Records shown
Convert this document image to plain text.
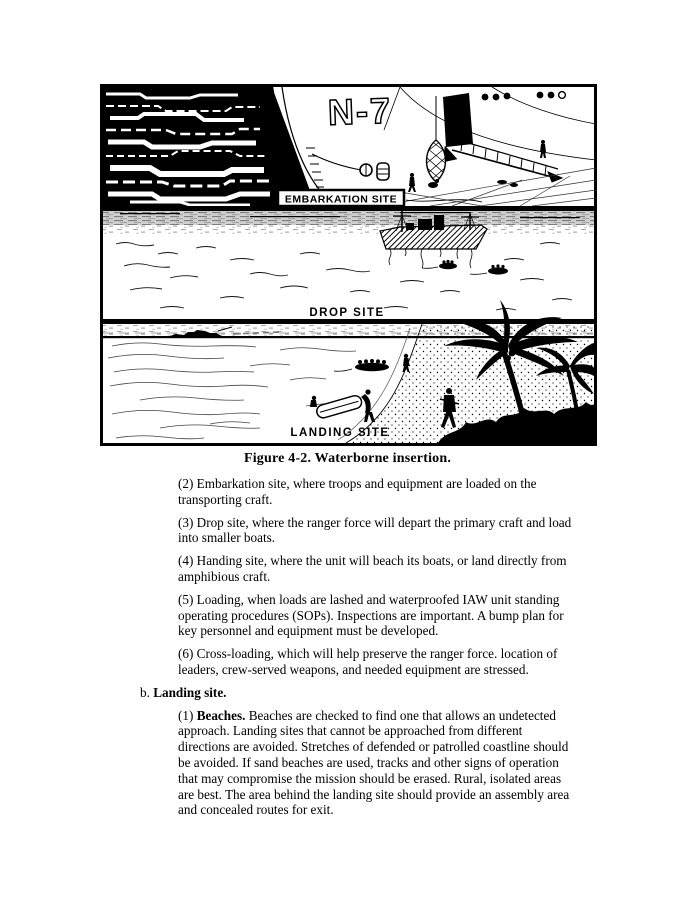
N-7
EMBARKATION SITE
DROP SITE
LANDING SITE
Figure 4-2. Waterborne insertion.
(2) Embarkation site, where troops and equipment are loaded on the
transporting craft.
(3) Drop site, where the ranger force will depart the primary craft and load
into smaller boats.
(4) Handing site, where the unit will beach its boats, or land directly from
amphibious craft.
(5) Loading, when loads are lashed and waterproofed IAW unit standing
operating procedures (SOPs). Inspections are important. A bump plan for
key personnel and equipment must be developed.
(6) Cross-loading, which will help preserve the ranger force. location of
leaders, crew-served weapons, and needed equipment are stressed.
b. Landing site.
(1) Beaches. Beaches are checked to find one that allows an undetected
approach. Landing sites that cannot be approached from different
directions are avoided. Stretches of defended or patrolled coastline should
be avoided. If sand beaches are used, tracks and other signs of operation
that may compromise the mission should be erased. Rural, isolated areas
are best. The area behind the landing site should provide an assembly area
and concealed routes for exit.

Problem requirements
Quote the material exactly. Pictures stay out.

Final result
Convert this document image to plain text.
N-7
EMBARKATION SITE
DROP SITE
LANDING SITE
Figure 4-2. Waterborne insertion.
(2) Embarkation site, where troops and equipment are loaded on the
transporting craft.
(3) Drop site, where the ranger force will depart the primary craft and load
into smaller boats.
(4) Handing site, where the unit will beach its boats, or land directly from
amphibious craft.
(5) Loading, when loads are lashed and waterproofed IAW unit standing
operating procedures (SOPs). Inspections are important. A bump plan for
key personnel and equipment must be developed.
(6) Cross-loading, which will help preserve the ranger force. location of
leaders, crew-served weapons, and needed equipment are stressed.
b. Landing site.
(1) Beaches. Beaches are checked to find one that allows an undetected
approach. Landing sites that cannot be approached from different
directions are avoided. Stretches of defended or patrolled coastline should
be avoided. If sand beaches are used, tracks and other signs of operation
that may compromise the mission should be erased. Rural, isolated areas
are best. The area behind the landing site should provide an assembly area
and concealed routes for exit.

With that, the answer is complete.